Objective: Reproduce each line bearing the word "JSON".

Items from a data source
* START *

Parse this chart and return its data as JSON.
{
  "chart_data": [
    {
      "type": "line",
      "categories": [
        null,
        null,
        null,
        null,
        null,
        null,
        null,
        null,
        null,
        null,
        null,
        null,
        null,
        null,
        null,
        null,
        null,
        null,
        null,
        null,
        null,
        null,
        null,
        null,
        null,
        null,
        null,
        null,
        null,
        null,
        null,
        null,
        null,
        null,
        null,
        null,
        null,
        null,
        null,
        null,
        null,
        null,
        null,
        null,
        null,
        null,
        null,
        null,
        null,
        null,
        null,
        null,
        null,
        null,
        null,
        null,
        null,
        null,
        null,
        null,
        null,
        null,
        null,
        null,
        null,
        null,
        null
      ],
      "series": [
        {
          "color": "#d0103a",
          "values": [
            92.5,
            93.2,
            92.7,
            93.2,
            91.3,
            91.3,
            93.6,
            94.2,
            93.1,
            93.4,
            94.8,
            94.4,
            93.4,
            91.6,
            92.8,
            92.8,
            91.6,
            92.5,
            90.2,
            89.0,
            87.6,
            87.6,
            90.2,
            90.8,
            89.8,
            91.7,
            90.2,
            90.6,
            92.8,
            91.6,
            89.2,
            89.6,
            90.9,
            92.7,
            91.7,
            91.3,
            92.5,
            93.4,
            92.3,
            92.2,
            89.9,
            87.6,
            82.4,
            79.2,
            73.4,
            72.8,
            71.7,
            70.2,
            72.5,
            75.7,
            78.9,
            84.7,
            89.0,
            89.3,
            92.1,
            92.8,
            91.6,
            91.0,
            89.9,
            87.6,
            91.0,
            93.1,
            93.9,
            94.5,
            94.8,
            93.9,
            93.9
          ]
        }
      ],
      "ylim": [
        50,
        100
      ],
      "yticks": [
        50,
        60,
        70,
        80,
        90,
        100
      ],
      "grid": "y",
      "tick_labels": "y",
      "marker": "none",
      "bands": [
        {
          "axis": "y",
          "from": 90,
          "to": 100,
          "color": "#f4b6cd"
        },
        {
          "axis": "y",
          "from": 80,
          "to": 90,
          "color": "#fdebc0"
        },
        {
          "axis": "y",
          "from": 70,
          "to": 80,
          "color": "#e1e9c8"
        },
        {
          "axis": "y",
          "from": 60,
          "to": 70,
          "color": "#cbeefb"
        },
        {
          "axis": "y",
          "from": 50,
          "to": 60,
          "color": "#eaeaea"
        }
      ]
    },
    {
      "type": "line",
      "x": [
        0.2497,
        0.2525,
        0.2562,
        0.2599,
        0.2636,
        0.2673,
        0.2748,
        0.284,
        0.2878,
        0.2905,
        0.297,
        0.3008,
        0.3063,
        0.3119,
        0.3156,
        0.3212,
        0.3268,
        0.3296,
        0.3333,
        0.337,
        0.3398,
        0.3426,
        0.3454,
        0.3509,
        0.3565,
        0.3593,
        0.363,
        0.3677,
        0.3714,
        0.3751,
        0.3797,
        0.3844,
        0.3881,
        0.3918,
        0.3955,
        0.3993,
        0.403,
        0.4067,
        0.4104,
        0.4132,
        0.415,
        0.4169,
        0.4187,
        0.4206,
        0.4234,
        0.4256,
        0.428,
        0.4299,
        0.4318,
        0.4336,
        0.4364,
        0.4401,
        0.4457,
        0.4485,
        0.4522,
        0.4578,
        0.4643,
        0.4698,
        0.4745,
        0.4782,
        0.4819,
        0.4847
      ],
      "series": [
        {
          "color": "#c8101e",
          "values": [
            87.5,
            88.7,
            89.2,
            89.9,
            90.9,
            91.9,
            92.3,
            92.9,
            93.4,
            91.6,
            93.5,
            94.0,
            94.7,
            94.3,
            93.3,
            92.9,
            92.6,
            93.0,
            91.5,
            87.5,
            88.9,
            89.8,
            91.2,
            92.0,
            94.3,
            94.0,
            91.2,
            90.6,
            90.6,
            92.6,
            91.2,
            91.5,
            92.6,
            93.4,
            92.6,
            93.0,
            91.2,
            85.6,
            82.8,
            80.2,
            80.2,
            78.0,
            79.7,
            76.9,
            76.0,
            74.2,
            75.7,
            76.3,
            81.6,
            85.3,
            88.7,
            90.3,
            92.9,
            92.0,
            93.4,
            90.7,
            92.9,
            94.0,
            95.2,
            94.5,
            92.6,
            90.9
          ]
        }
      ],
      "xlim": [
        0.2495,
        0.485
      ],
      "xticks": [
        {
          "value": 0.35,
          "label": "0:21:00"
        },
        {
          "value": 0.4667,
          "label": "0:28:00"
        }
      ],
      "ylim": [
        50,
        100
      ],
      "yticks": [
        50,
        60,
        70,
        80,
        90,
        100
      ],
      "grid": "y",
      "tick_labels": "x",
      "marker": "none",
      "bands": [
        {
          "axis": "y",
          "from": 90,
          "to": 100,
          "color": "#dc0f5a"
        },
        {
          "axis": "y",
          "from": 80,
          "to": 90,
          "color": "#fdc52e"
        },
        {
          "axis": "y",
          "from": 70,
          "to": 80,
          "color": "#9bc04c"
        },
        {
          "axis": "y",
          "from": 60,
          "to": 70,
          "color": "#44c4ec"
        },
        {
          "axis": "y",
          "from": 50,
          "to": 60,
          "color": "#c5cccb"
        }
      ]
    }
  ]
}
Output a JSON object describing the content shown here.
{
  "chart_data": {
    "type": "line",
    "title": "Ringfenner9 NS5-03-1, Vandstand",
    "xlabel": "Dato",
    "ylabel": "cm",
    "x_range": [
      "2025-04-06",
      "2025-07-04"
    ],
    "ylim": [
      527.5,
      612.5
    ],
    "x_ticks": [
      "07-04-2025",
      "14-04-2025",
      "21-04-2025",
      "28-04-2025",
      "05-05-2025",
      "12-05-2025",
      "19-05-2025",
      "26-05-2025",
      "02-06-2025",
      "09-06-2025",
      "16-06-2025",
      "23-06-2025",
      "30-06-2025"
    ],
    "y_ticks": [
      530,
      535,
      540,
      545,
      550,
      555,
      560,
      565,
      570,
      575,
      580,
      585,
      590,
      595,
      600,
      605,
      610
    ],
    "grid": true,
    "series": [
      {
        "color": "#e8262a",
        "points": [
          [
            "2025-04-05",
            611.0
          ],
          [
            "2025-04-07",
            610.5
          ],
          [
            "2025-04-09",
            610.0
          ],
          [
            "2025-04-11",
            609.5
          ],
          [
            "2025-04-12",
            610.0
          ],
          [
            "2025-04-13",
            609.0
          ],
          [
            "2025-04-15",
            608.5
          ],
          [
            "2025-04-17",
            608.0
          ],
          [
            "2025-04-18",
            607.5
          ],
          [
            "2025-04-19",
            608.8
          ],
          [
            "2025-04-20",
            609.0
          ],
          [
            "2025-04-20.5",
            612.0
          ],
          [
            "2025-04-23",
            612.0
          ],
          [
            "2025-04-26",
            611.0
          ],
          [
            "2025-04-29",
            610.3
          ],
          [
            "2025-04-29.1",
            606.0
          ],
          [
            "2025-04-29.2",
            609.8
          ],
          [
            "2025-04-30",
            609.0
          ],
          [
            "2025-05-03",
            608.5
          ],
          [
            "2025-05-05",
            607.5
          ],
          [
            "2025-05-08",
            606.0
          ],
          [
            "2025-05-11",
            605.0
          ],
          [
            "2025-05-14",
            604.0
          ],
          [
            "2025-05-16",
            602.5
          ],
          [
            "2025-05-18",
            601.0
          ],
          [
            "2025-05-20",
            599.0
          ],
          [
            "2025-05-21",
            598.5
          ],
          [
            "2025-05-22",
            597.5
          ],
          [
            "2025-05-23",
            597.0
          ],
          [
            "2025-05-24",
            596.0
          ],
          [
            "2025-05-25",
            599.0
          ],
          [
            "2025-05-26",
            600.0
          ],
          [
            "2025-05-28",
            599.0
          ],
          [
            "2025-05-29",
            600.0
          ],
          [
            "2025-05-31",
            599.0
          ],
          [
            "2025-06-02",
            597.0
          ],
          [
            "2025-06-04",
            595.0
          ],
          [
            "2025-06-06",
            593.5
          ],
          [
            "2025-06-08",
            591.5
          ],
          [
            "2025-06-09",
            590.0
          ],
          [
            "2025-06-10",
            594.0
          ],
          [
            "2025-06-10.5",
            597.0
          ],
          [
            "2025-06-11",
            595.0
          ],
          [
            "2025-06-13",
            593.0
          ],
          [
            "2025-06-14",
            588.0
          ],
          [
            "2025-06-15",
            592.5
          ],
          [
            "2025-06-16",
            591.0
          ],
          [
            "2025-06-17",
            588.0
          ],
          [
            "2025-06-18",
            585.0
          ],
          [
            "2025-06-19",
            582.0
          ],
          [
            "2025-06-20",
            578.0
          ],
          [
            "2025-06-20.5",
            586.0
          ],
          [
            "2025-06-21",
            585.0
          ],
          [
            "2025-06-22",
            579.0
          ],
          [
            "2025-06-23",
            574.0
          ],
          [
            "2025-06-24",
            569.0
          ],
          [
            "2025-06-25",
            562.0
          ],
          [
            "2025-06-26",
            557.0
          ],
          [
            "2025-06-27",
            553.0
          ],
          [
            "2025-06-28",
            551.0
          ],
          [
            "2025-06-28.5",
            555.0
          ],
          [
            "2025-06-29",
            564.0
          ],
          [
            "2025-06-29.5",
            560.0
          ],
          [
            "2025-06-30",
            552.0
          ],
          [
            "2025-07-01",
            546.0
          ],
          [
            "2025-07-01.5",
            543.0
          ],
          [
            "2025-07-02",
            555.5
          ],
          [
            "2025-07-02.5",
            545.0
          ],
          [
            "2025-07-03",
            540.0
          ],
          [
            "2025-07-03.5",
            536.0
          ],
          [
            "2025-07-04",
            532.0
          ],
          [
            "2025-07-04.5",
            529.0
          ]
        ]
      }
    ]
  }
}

* END *

Full solution:
Parse this chart and return its data as JSON.
Output a JSON object describing the content shown here.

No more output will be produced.